What the exercise asks: Among the following entries, count the lines that contain "Vrstva" and report only the result.
[Start]
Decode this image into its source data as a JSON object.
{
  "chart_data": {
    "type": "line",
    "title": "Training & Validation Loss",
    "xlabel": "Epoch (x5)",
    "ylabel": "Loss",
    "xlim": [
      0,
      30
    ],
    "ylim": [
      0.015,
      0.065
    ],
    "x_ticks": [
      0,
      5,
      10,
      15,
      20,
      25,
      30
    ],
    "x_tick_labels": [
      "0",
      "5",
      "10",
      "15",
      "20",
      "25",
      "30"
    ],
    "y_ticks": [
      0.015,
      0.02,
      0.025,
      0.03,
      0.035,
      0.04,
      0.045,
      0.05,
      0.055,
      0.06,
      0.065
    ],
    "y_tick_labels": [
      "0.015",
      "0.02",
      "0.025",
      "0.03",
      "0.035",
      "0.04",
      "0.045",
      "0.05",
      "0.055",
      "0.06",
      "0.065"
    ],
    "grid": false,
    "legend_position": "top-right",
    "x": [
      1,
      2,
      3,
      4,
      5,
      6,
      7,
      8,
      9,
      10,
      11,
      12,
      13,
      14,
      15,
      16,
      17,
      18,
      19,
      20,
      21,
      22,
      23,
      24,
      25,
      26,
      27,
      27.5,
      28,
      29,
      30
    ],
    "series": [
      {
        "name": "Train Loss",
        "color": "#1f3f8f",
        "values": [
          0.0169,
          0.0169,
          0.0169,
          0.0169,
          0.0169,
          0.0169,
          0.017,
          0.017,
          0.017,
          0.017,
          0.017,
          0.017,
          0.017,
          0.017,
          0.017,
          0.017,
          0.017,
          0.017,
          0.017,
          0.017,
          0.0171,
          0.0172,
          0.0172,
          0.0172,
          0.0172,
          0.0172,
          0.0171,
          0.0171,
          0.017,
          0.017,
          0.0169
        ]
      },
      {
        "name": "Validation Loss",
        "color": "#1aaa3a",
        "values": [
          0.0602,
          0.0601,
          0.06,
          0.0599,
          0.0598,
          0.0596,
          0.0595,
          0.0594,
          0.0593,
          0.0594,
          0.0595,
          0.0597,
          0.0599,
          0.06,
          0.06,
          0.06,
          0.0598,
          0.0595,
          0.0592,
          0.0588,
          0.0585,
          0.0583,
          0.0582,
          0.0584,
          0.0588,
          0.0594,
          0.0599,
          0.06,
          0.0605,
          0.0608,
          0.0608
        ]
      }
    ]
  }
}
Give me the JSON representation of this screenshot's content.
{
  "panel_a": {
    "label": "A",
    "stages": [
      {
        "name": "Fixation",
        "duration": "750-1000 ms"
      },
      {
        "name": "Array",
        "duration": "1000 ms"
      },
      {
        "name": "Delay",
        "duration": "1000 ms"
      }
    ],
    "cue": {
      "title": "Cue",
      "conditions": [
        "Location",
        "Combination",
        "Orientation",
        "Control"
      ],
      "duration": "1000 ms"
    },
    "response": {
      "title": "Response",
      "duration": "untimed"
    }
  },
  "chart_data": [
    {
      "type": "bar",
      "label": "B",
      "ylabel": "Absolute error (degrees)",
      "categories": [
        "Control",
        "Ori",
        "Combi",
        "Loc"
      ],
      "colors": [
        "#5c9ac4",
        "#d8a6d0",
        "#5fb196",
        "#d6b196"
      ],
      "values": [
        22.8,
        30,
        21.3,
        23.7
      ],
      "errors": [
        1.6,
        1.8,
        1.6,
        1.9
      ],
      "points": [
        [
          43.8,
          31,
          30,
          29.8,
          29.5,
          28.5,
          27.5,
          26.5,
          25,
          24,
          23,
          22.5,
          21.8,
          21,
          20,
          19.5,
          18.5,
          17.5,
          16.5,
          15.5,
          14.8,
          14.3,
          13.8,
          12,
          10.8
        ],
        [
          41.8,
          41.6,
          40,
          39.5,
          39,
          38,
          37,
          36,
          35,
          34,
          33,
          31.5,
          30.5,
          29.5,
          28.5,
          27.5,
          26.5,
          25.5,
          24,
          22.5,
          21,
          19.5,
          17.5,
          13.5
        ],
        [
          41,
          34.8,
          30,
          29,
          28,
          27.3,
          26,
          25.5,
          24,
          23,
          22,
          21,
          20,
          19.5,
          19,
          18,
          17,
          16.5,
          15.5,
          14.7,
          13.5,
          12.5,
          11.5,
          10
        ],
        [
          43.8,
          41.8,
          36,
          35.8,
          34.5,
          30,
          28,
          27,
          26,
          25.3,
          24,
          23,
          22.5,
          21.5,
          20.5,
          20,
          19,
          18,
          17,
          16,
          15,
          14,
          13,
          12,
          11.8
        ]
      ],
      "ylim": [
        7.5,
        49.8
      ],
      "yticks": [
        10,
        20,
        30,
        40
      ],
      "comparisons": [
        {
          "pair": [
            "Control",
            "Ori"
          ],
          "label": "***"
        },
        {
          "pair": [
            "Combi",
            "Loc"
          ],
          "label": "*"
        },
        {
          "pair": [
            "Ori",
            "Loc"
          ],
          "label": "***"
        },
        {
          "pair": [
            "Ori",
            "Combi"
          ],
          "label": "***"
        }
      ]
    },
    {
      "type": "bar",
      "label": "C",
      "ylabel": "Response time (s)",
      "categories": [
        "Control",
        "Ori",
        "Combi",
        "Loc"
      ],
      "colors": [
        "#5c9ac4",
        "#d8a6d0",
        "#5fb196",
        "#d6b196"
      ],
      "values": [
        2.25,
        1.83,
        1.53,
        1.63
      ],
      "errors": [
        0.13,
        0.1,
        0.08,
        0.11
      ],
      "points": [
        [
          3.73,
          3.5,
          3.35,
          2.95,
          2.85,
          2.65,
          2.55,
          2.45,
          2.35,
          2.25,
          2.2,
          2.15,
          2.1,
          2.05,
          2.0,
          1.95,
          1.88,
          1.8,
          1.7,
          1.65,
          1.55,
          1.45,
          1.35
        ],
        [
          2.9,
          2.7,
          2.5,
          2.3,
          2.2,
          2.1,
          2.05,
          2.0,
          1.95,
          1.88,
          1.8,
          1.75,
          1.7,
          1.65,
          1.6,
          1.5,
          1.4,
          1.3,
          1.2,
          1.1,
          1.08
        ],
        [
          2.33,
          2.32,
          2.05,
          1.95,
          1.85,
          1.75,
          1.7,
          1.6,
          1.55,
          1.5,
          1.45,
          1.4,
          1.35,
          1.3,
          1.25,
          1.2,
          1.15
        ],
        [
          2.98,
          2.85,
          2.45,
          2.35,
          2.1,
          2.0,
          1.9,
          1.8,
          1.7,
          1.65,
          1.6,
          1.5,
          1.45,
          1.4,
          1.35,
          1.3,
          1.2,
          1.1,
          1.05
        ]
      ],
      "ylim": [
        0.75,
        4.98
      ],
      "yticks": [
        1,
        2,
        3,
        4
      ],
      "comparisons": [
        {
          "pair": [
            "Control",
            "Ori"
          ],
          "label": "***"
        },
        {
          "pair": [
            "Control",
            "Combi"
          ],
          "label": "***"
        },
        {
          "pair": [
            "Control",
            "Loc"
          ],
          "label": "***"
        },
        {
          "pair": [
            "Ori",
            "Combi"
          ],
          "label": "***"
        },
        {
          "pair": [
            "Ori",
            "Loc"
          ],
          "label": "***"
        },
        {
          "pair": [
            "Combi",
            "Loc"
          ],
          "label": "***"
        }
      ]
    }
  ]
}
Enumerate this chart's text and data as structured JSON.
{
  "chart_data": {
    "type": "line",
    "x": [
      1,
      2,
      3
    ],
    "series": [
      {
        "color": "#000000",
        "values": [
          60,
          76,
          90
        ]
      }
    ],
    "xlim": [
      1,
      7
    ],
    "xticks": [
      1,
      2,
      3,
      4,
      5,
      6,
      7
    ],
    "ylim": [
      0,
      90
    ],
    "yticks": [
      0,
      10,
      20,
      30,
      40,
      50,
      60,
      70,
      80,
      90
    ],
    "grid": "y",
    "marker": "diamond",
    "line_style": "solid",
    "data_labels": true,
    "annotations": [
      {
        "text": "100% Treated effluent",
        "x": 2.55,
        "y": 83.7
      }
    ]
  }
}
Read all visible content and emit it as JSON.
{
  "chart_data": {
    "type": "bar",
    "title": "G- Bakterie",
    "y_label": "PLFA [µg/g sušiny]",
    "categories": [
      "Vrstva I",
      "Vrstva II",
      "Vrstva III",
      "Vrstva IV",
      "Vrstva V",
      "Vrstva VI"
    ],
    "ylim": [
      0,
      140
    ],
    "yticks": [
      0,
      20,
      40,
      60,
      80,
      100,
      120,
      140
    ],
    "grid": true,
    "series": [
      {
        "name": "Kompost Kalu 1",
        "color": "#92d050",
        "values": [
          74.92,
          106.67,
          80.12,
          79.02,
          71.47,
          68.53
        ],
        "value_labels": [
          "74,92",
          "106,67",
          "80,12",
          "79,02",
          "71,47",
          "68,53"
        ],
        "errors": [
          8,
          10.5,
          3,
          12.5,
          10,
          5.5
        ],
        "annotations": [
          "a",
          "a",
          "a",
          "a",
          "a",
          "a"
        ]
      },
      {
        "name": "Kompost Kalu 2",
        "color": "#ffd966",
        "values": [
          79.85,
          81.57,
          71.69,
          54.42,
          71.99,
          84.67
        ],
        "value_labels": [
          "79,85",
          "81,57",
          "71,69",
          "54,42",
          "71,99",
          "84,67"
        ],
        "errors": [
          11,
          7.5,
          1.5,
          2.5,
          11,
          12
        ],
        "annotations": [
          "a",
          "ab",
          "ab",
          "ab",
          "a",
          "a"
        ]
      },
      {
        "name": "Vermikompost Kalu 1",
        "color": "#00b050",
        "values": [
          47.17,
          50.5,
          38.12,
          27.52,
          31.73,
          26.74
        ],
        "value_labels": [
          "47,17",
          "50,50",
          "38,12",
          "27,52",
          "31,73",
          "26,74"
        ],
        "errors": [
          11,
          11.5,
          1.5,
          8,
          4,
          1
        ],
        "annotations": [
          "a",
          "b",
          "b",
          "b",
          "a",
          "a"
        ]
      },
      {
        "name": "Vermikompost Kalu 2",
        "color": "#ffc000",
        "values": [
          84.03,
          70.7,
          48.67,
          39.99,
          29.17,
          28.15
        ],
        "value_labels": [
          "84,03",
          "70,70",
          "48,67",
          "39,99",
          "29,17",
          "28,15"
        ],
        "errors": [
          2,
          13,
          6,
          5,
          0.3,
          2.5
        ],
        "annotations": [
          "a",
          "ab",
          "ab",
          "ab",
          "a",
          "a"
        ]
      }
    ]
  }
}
[End]
Written response: 6